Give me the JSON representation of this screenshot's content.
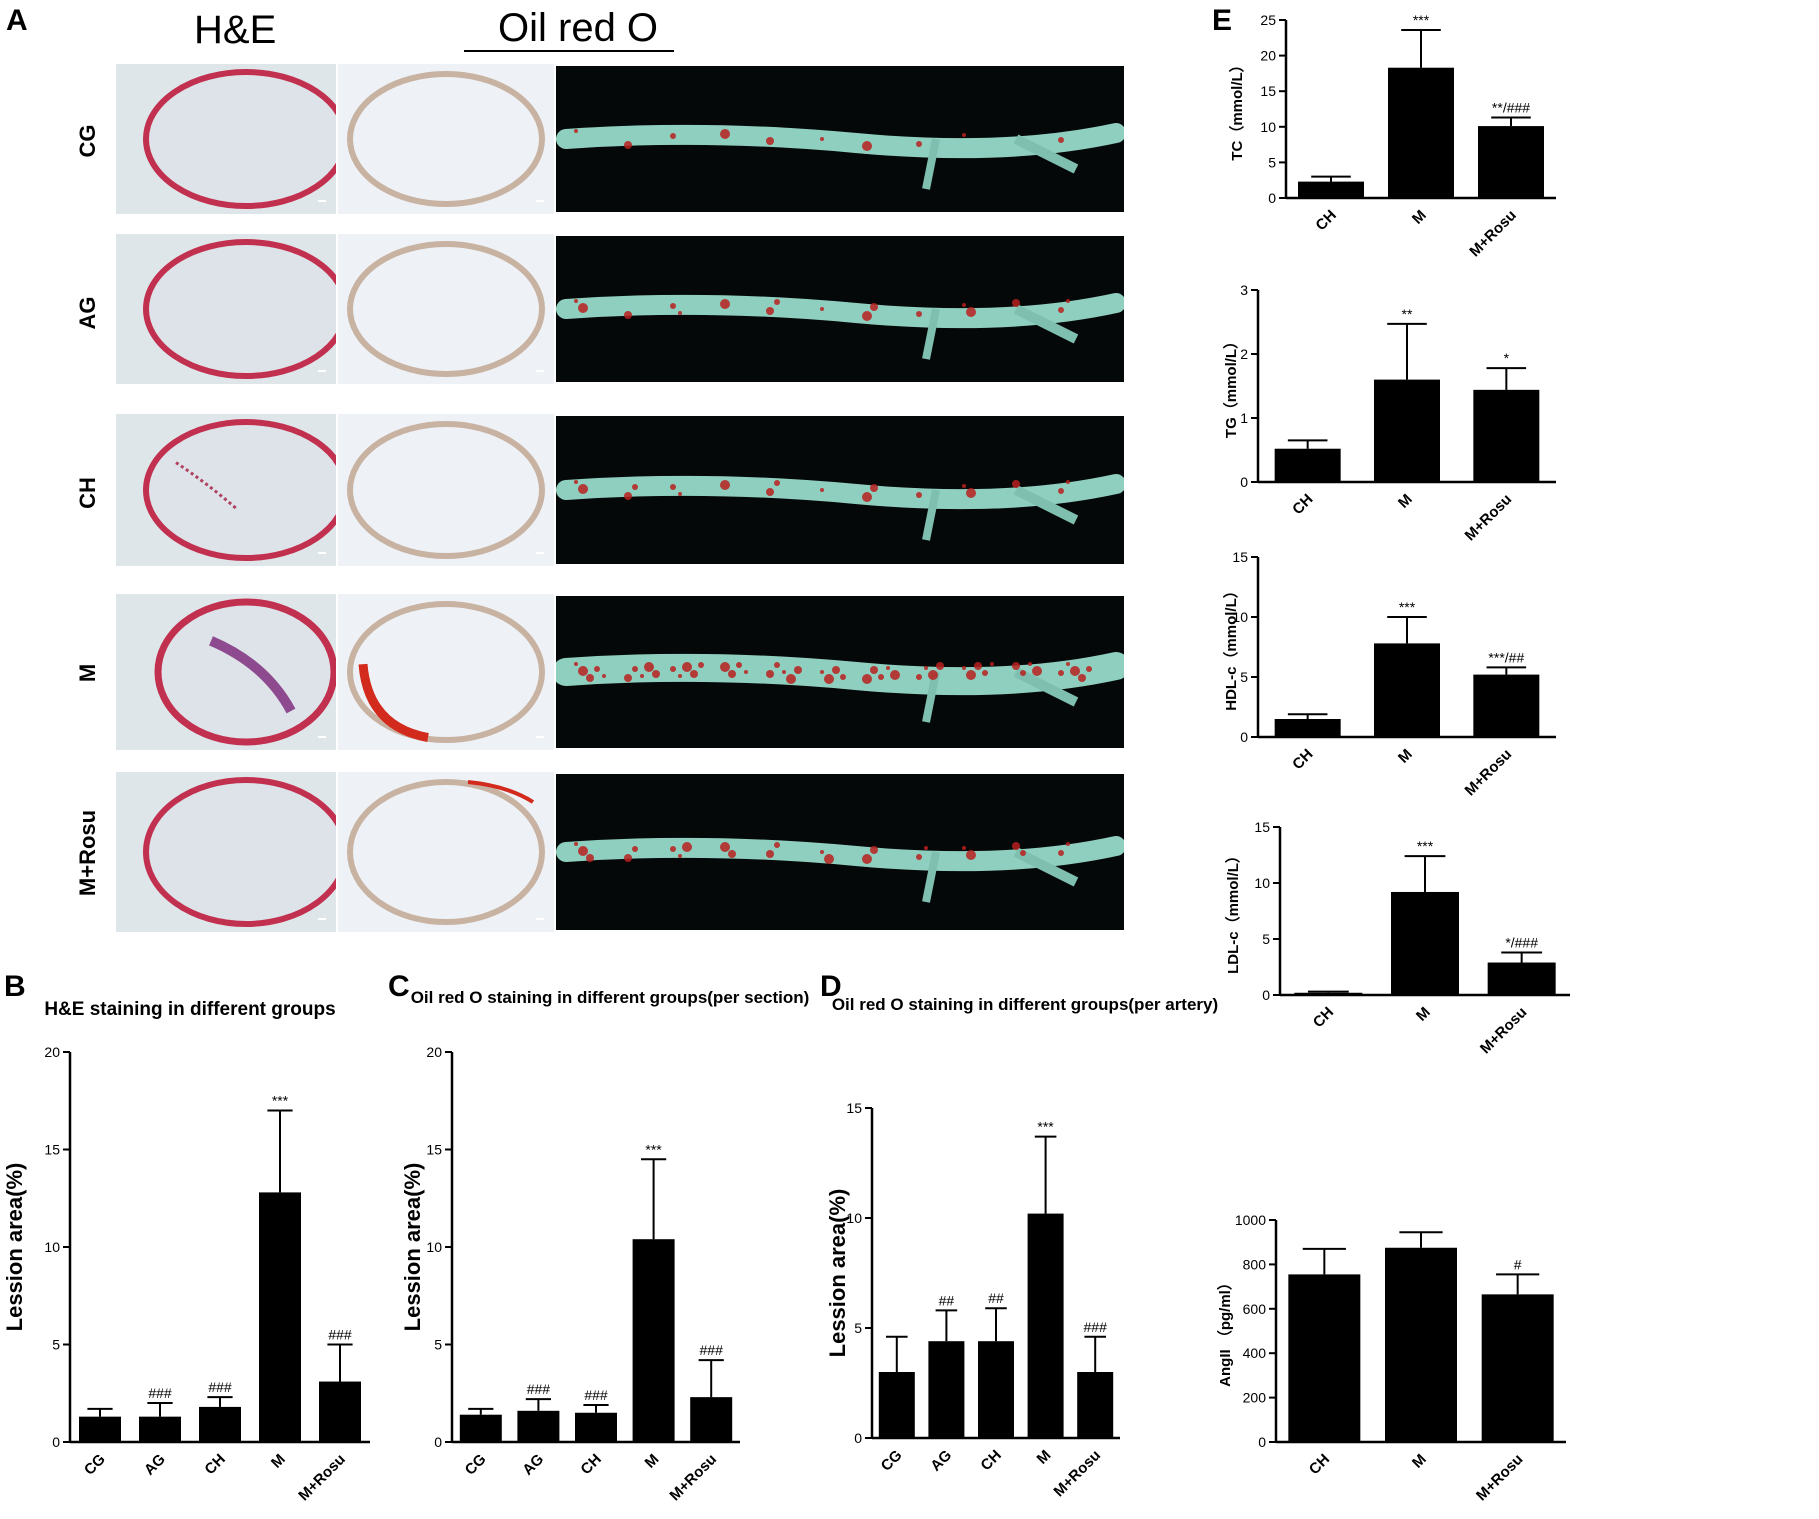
{
  "panelA": {
    "letter": "A",
    "header_he": "H&E",
    "header_oil": "Oil red O",
    "rows": [
      "CG",
      "AG",
      "CH",
      "M",
      "M+Rosu"
    ]
  },
  "chart_data": [
    {
      "id": "B",
      "letter": "B",
      "type": "bar",
      "title": "H&E staining in different groups",
      "ylabel": "Lession area(%)",
      "categories": [
        "CG",
        "AG",
        "CH",
        "M",
        "M+Rosu"
      ],
      "values": [
        1.3,
        1.3,
        1.8,
        12.8,
        3.1
      ],
      "errors": [
        0.4,
        0.7,
        0.5,
        4.2,
        1.9
      ],
      "annotations": [
        "",
        "###",
        "###",
        "***",
        "###"
      ],
      "ylim": [
        0,
        20
      ],
      "yticks": [
        0,
        5,
        10,
        15,
        20
      ]
    },
    {
      "id": "C",
      "letter": "C",
      "type": "bar",
      "title": "Oil red O staining in different groups(per section)",
      "ylabel": "Lession area(%)",
      "categories": [
        "CG",
        "AG",
        "CH",
        "M",
        "M+Rosu"
      ],
      "values": [
        1.4,
        1.6,
        1.5,
        10.4,
        2.3
      ],
      "errors": [
        0.3,
        0.6,
        0.4,
        4.1,
        1.9
      ],
      "annotations": [
        "",
        "###",
        "###",
        "***",
        "###"
      ],
      "ylim": [
        0,
        20
      ],
      "yticks": [
        0,
        5,
        10,
        15,
        20
      ]
    },
    {
      "id": "D",
      "letter": "D",
      "type": "bar",
      "title": "Oil red O staining in different groups(per artery)",
      "ylabel": "Lession area(%)",
      "categories": [
        "CG",
        "AG",
        "CH",
        "M",
        "M+Rosu"
      ],
      "values": [
        3.0,
        4.4,
        4.4,
        10.2,
        3.0
      ],
      "errors": [
        1.6,
        1.4,
        1.5,
        3.5,
        1.6
      ],
      "annotations": [
        "",
        "##",
        "##",
        "***",
        "###"
      ],
      "ylim": [
        0,
        15
      ],
      "yticks": [
        0,
        5,
        10,
        15
      ]
    },
    {
      "id": "E1",
      "letter": "E",
      "type": "bar",
      "title": "",
      "ylabel": "TC（mmol/L）",
      "categories": [
        "CH",
        "M",
        "M+Rosu"
      ],
      "values": [
        2.3,
        18.3,
        10.1
      ],
      "errors": [
        0.7,
        5.3,
        1.2
      ],
      "annotations": [
        "",
        "***",
        "**/###"
      ],
      "ylim": [
        0,
        25
      ],
      "yticks": [
        0,
        5,
        10,
        15,
        20,
        25
      ]
    },
    {
      "id": "E2",
      "letter": "",
      "type": "bar",
      "title": "",
      "ylabel": "TG（mmol/L）",
      "categories": [
        "CH",
        "M",
        "M+Rosu"
      ],
      "values": [
        0.52,
        1.6,
        1.44
      ],
      "errors": [
        0.13,
        0.87,
        0.34
      ],
      "annotations": [
        "",
        "**",
        "*"
      ],
      "ylim": [
        0,
        3
      ],
      "yticks": [
        0,
        1,
        2,
        3
      ]
    },
    {
      "id": "E3",
      "letter": "",
      "type": "bar",
      "title": "",
      "ylabel": "HDL-c（mmol/L）",
      "categories": [
        "CH",
        "M",
        "M+Rosu"
      ],
      "values": [
        1.5,
        7.8,
        5.2
      ],
      "errors": [
        0.4,
        2.2,
        0.6
      ],
      "annotations": [
        "",
        "***",
        "***/##"
      ],
      "ylim": [
        0,
        15
      ],
      "yticks": [
        0,
        5,
        10,
        15
      ]
    },
    {
      "id": "E4",
      "letter": "",
      "type": "bar",
      "title": "",
      "ylabel": "LDL-c（mmol/L）",
      "categories": [
        "CH",
        "M",
        "M+Rosu"
      ],
      "values": [
        0.2,
        9.2,
        2.9
      ],
      "errors": [
        0.1,
        3.2,
        0.9
      ],
      "annotations": [
        "",
        "***",
        "*/###"
      ],
      "ylim": [
        0,
        15
      ],
      "yticks": [
        0,
        5,
        10,
        15
      ]
    },
    {
      "id": "E5",
      "letter": "",
      "type": "bar",
      "title": "",
      "ylabel": "AngII （pg/ml）",
      "categories": [
        "CH",
        "M",
        "M+Rosu"
      ],
      "values": [
        755,
        875,
        665
      ],
      "errors": [
        115,
        70,
        90
      ],
      "annotations": [
        "",
        "",
        "#"
      ],
      "ylim": [
        0,
        1000
      ],
      "yticks": [
        0,
        200,
        400,
        600,
        800,
        1000
      ]
    }
  ]
}
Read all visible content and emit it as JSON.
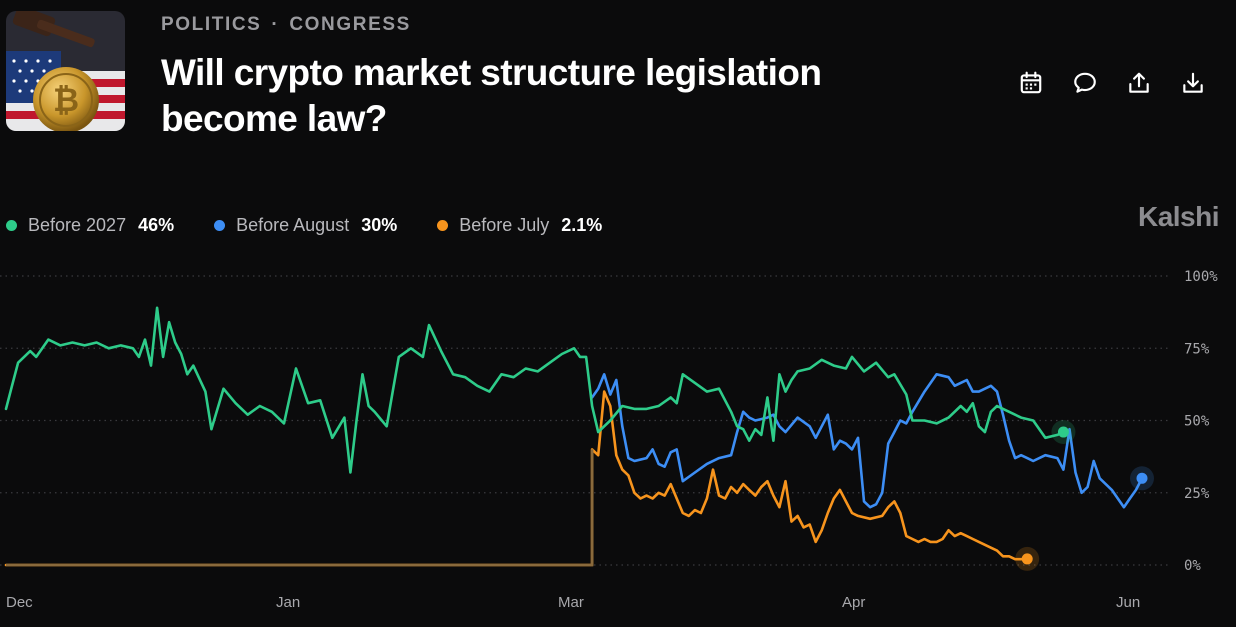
▬▬▬▬▬▬▬▬▬▬
INSTRUCTION: Each record above must be returned exactly as written, with its pictures omitted.

WRITTEN REPLY:
Give me the JSON representation of this screenshot's content.
{
  "panelA": {
    "letter": "A",
    "header_he": "H&E",
    "header_oil": "Oil red O",
    "rows": [
      "CG",
      "AG",
      "CH",
      "M",
      "M+Rosu"
    ]
  },
  "chart_data": [
    {
      "id": "B",
      "letter": "B",
      "type": "bar",
      "title": "H&E staining in different groups",
      "ylabel": "Lession area(%)",
      "categories": [
        "CG",
        "AG",
        "CH",
        "M",
        "M+Rosu"
      ],
      "values": [
        1.3,
        1.3,
        1.8,
        12.8,
        3.1
      ],
      "errors": [
        0.4,
        0.7,
        0.5,
        4.2,
        1.9
      ],
      "annotations": [
        "",
        "###",
        "###",
        "***",
        "###"
      ],
      "ylim": [
        0,
        20
      ],
      "yticks": [
        0,
        5,
        10,
        15,
        20
      ]
    },
    {
      "id": "C",
      "letter": "C",
      "type": "bar",
      "title": "Oil red O staining in different groups(per section)",
      "ylabel": "Lession area(%)",
      "categories": [
        "CG",
        "AG",
        "CH",
        "M",
        "M+Rosu"
      ],
      "values": [
        1.4,
        1.6,
        1.5,
        10.4,
        2.3
      ],
      "errors": [
        0.3,
        0.6,
        0.4,
        4.1,
        1.9
      ],
      "annotations": [
        "",
        "###",
        "###",
        "***",
        "###"
      ],
      "ylim": [
        0,
        20
      ],
      "yticks": [
        0,
        5,
        10,
        15,
        20
      ]
    },
    {
      "id": "D",
      "letter": "D",
      "type": "bar",
      "title": "Oil red O staining in different groups(per artery)",
      "ylabel": "Lession area(%)",
      "categories": [
        "CG",
        "AG",
        "CH",
        "M",
        "M+Rosu"
      ],
      "values": [
        3.0,
        4.4,
        4.4,
        10.2,
        3.0
      ],
      "errors": [
        1.6,
        1.4,
        1.5,
        3.5,
        1.6
      ],
      "annotations": [
        "",
        "##",
        "##",
        "***",
        "###"
      ],
      "ylim": [
        0,
        15
      ],
      "yticks": [
        0,
        5,
        10,
        15
      ]
    },
    {
      "id": "E1",
      "letter": "E",
      "type": "bar",
      "title": "",
      "ylabel": "TC（mmol/L）",
      "categories": [
        "CH",
        "M",
        "M+Rosu"
      ],
      "values": [
        2.3,
        18.3,
        10.1
      ],
      "errors": [
        0.7,
        5.3,
        1.2
      ],
      "annotations": [
        "",
        "***",
        "**/###"
      ],
      "ylim": [
        0,
        25
      ],
      "yticks": [
        0,
        5,
        10,
        15,
        20,
        25
      ]
    },
    {
      "id": "E2",
      "letter": "",
      "type": "bar",
      "title": "",
      "ylabel": "TG（mmol/L）",
      "categories": [
        "CH",
        "M",
        "M+Rosu"
      ],
      "values": [
        0.52,
        1.6,
        1.44
      ],
      "errors": [
        0.13,
        0.87,
        0.34
      ],
      "annotations": [
        "",
        "**",
        "*"
      ],
      "ylim": [
        0,
        3
      ],
      "yticks": [
        0,
        1,
        2,
        3
      ]
    },
    {
      "id": "E3",
      "letter": "",
      "type": "bar",
      "title": "",
      "ylabel": "HDL-c（mmol/L）",
      "categories": [
        "CH",
        "M",
        "M+Rosu"
      ],
      "values": [
        1.5,
        7.8,
        5.2
      ],
      "errors": [
        0.4,
        2.2,
        0.6
      ],
      "annotations": [
        "",
        "***",
        "***/##"
      ],
      "ylim": [
        0,
        15
      ],
      "yticks": [
        0,
        5,
        10,
        15
      ]
    },
    {
      "id": "E4",
      "letter": "",
      "type": "bar",
      "title": "",
      "ylabel": "LDL-c（mmol/L）",
      "categories": [
        "CH",
        "M",
        "M+Rosu"
      ],
      "values": [
        0.2,
        9.2,
        2.9
      ],
      "errors": [
        0.1,
        3.2,
        0.9
      ],
      "annotations": [
        "",
        "***",
        "*/###"
      ],
      "ylim": [
        0,
        15
      ],
      "yticks": [
        0,
        5,
        10,
        15
      ]
    },
    {
      "id": "E5",
      "letter": "",
      "type": "bar",
      "title": "",
      "ylabel": "AngII （pg/ml）",
      "categories": [
        "CH",
        "M",
        "M+Rosu"
      ],
      "values": [
        755,
        875,
        665
      ],
      "errors": [
        115,
        70,
        90
      ],
      "annotations": [
        "",
        "",
        "#"
      ],
      "ylim": [
        0,
        1000
      ],
      "yticks": [
        0,
        200,
        400,
        600,
        800,
        1000
      ]
    }
  ]
}
Read all visible content and emit it as JSON.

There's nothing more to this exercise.